# Task to carry out
Print out the entries below with no edits.

++++++++++

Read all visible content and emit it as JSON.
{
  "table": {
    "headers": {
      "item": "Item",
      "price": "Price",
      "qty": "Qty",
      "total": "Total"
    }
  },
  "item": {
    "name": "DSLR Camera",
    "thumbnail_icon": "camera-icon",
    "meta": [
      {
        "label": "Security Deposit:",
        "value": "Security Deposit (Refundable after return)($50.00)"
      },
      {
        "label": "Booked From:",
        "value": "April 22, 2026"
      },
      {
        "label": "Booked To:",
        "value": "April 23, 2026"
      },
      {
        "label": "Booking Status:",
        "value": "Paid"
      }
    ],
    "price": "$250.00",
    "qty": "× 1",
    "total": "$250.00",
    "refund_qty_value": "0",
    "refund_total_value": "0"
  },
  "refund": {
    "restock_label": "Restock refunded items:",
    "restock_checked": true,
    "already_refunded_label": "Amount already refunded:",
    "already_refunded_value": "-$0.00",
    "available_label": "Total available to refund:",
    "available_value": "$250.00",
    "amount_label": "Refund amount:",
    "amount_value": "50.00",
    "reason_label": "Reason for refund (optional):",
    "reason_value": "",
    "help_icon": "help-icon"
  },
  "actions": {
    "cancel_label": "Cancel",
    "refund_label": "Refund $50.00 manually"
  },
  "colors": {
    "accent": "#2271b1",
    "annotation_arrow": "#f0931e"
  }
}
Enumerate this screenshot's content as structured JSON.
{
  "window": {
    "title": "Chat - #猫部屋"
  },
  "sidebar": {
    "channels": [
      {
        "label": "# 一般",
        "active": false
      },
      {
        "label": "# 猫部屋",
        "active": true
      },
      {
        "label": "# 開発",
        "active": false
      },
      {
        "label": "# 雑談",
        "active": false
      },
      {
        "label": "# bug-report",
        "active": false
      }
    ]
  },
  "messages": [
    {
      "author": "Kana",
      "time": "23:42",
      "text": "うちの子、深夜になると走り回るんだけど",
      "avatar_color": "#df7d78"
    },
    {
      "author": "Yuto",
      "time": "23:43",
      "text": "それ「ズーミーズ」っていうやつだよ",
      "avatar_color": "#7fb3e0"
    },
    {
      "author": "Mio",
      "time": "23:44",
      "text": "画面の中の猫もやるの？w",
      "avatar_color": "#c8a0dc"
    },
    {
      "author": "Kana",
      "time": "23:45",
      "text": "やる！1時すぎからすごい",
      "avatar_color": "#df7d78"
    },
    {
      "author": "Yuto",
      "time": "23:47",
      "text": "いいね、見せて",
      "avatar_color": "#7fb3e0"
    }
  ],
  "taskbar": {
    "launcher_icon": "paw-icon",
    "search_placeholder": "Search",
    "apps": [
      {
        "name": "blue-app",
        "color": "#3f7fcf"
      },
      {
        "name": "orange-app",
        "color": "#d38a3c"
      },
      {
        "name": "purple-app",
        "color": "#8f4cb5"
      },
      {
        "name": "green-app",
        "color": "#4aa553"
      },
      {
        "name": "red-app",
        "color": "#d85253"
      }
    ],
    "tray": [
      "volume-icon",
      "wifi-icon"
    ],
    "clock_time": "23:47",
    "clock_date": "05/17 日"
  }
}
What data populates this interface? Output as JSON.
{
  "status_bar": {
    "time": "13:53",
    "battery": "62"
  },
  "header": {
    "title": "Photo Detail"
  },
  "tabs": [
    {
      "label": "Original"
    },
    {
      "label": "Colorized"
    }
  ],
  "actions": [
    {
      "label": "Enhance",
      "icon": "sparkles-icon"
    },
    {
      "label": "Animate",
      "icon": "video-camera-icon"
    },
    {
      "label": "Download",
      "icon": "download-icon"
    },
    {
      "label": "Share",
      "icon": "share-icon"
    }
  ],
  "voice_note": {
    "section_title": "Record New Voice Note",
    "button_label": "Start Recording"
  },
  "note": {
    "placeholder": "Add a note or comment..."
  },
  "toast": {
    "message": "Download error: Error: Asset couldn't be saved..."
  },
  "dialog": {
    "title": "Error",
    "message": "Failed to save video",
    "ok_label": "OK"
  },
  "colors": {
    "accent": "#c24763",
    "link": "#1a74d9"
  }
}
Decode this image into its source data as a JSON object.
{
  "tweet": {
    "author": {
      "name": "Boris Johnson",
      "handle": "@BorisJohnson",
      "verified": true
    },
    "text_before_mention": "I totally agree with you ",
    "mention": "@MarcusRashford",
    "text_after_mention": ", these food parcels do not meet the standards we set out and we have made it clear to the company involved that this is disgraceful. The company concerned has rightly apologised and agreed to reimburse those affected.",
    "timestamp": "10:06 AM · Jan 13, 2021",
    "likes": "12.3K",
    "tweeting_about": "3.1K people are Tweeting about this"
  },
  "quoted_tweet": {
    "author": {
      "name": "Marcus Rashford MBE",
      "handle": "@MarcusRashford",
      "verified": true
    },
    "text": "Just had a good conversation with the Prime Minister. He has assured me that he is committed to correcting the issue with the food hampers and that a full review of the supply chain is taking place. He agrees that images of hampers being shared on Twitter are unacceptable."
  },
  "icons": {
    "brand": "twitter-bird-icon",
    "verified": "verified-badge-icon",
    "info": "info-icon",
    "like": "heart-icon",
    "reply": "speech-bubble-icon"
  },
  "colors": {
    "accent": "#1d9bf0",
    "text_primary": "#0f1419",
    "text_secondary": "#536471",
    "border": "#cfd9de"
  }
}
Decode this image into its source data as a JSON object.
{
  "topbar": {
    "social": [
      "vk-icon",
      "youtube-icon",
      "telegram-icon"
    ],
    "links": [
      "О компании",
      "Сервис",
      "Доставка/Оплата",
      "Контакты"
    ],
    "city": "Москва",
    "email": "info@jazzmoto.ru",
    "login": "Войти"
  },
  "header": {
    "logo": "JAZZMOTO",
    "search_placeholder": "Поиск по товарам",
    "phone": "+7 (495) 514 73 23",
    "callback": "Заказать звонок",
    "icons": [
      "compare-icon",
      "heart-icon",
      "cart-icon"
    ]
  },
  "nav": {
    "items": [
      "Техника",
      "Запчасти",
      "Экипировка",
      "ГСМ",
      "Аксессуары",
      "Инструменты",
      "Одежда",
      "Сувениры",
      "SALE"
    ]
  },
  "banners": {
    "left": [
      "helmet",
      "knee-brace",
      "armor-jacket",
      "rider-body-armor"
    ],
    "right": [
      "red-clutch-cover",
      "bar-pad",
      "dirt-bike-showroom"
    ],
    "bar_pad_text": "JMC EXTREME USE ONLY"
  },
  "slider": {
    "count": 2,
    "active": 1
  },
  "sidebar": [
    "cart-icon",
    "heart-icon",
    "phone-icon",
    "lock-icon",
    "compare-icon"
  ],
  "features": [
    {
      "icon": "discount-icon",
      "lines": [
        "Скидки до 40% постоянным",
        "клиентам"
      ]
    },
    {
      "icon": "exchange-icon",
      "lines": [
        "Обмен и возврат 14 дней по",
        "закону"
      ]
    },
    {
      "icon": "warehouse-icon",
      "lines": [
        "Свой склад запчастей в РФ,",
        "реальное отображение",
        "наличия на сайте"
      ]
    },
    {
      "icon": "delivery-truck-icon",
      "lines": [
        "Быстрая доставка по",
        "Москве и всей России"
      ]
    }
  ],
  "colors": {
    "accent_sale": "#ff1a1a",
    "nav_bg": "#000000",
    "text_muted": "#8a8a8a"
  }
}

++++++++++

# Exercise response
Read all visible content and emit it as JSON.
{
  "table": {
    "headers": {
      "item": "Item",
      "price": "Price",
      "qty": "Qty",
      "total": "Total"
    }
  },
  "item": {
    "name": "DSLR Camera",
    "thumbnail_icon": "camera-icon",
    "meta": [
      {
        "label": "Security Deposit:",
        "value": "Security Deposit (Refundable after return)($50.00)"
      },
      {
        "label": "Booked From:",
        "value": "April 22, 2026"
      },
      {
        "label": "Booked To:",
        "value": "April 23, 2026"
      },
      {
        "label": "Booking Status:",
        "value": "Paid"
      }
    ],
    "price": "$250.00",
    "qty": "× 1",
    "total": "$250.00",
    "refund_qty_value": "0",
    "refund_total_value": "0"
  },
  "refund": {
    "restock_label": "Restock refunded items:",
    "restock_checked": true,
    "already_refunded_label": "Amount already refunded:",
    "already_refunded_value": "-$0.00",
    "available_label": "Total available to refund:",
    "available_value": "$250.00",
    "amount_label": "Refund amount:",
    "amount_value": "50.00",
    "reason_label": "Reason for refund (optional):",
    "reason_value": "",
    "help_icon": "help-icon"
  },
  "actions": {
    "cancel_label": "Cancel",
    "refund_label": "Refund $50.00 manually"
  },
  "colors": {
    "accent": "#2271b1",
    "annotation_arrow": "#f0931e"
  }
}
Enumerate this screenshot's content as structured JSON.
{
  "window": {
    "title": "Chat - #猫部屋"
  },
  "sidebar": {
    "channels": [
      {
        "label": "# 一般",
        "active": false
      },
      {
        "label": "# 猫部屋",
        "active": true
      },
      {
        "label": "# 開発",
        "active": false
      },
      {
        "label": "# 雑談",
        "active": false
      },
      {
        "label": "# bug-report",
        "active": false
      }
    ]
  },
  "messages": [
    {
      "author": "Kana",
      "time": "23:42",
      "text": "うちの子、深夜になると走り回るんだけど",
      "avatar_color": "#df7d78"
    },
    {
      "author": "Yuto",
      "time": "23:43",
      "text": "それ「ズーミーズ」っていうやつだよ",
      "avatar_color": "#7fb3e0"
    },
    {
      "author": "Mio",
      "time": "23:44",
      "text": "画面の中の猫もやるの？w",
      "avatar_color": "#c8a0dc"
    },
    {
      "author": "Kana",
      "time": "23:45",
      "text": "やる！1時すぎからすごい",
      "avatar_color": "#df7d78"
    },
    {
      "author": "Yuto",
      "time": "23:47",
      "text": "いいね、見せて",
      "avatar_color": "#7fb3e0"
    }
  ],
  "taskbar": {
    "launcher_icon": "paw-icon",
    "search_placeholder": "Search",
    "apps": [
      {
        "name": "blue-app",
        "color": "#3f7fcf"
      },
      {
        "name": "orange-app",
        "color": "#d38a3c"
      },
      {
        "name": "purple-app",
        "color": "#8f4cb5"
      },
      {
        "name": "green-app",
        "color": "#4aa553"
      },
      {
        "name": "red-app",
        "color": "#d85253"
      }
    ],
    "tray": [
      "volume-icon",
      "wifi-icon"
    ],
    "clock_time": "23:47",
    "clock_date": "05/17 日"
  }
}
What data populates this interface? Output as JSON.
{
  "status_bar": {
    "time": "13:53",
    "battery": "62"
  },
  "header": {
    "title": "Photo Detail"
  },
  "tabs": [
    {
      "label": "Original"
    },
    {
      "label": "Colorized"
    }
  ],
  "actions": [
    {
      "label": "Enhance",
      "icon": "sparkles-icon"
    },
    {
      "label": "Animate",
      "icon": "video-camera-icon"
    },
    {
      "label": "Download",
      "icon": "download-icon"
    },
    {
      "label": "Share",
      "icon": "share-icon"
    }
  ],
  "voice_note": {
    "section_title": "Record New Voice Note",
    "button_label": "Start Recording"
  },
  "note": {
    "placeholder": "Add a note or comment..."
  },
  "toast": {
    "message": "Download error: Error: Asset couldn't be saved..."
  },
  "dialog": {
    "title": "Error",
    "message": "Failed to save video",
    "ok_label": "OK"
  },
  "colors": {
    "accent": "#c24763",
    "link": "#1a74d9"
  }
}
Decode this image into its source data as a JSON object.
{
  "tweet": {
    "author": {
      "name": "Boris Johnson",
      "handle": "@BorisJohnson",
      "verified": true
    },
    "text_before_mention": "I totally agree with you ",
    "mention": "@MarcusRashford",
    "text_after_mention": ", these food parcels do not meet the standards we set out and we have made it clear to the company involved that this is disgraceful. The company concerned has rightly apologised and agreed to reimburse those affected.",
    "timestamp": "10:06 AM · Jan 13, 2021",
    "likes": "12.3K",
    "tweeting_about": "3.1K people are Tweeting about this"
  },
  "quoted_tweet": {
    "author": {
      "name": "Marcus Rashford MBE",
      "handle": "@MarcusRashford",
      "verified": true
    },
    "text": "Just had a good conversation with the Prime Minister. He has assured me that he is committed to correcting the issue with the food hampers and that a full review of the supply chain is taking place. He agrees that images of hampers being shared on Twitter are unacceptable."
  },
  "icons": {
    "brand": "twitter-bird-icon",
    "verified": "verified-badge-icon",
    "info": "info-icon",
    "like": "heart-icon",
    "reply": "speech-bubble-icon"
  },
  "colors": {
    "accent": "#1d9bf0",
    "text_primary": "#0f1419",
    "text_secondary": "#536471",
    "border": "#cfd9de"
  }
}
Decode this image into its source data as a JSON object.
{
  "topbar": {
    "social": [
      "vk-icon",
      "youtube-icon",
      "telegram-icon"
    ],
    "links": [
      "О компании",
      "Сервис",
      "Доставка/Оплата",
      "Контакты"
    ],
    "city": "Москва",
    "email": "info@jazzmoto.ru",
    "login": "Войти"
  },
  "header": {
    "logo": "JAZZMOTO",
    "search_placeholder": "Поиск по товарам",
    "phone": "+7 (495) 514 73 23",
    "callback": "Заказать звонок",
    "icons": [
      "compare-icon",
      "heart-icon",
      "cart-icon"
    ]
  },
  "nav": {
    "items": [
      "Техника",
      "Запчасти",
      "Экипировка",
      "ГСМ",
      "Аксессуары",
      "Инструменты",
      "Одежда",
      "Сувениры",
      "SALE"
    ]
  },
  "banners": {
    "left": [
      "helmet",
      "knee-brace",
      "armor-jacket",
      "rider-body-armor"
    ],
    "right": [
      "red-clutch-cover",
      "bar-pad",
      "dirt-bike-showroom"
    ],
    "bar_pad_text": "JMC EXTREME USE ONLY"
  },
  "slider": {
    "count": 2,
    "active": 1
  },
  "sidebar": [
    "cart-icon",
    "heart-icon",
    "phone-icon",
    "lock-icon",
    "compare-icon"
  ],
  "features": [
    {
      "icon": "discount-icon",
      "lines": [
        "Скидки до 40% постоянным",
        "клиентам"
      ]
    },
    {
      "icon": "exchange-icon",
      "lines": [
        "Обмен и возврат 14 дней по",
        "закону"
      ]
    },
    {
      "icon": "warehouse-icon",
      "lines": [
        "Свой склад запчастей в РФ,",
        "реальное отображение",
        "наличия на сайте"
      ]
    },
    {
      "icon": "delivery-truck-icon",
      "lines": [
        "Быстрая доставка по",
        "Москве и всей России"
      ]
    }
  ],
  "colors": {
    "accent_sale": "#ff1a1a",
    "nav_bg": "#000000",
    "text_muted": "#8a8a8a"
  }
}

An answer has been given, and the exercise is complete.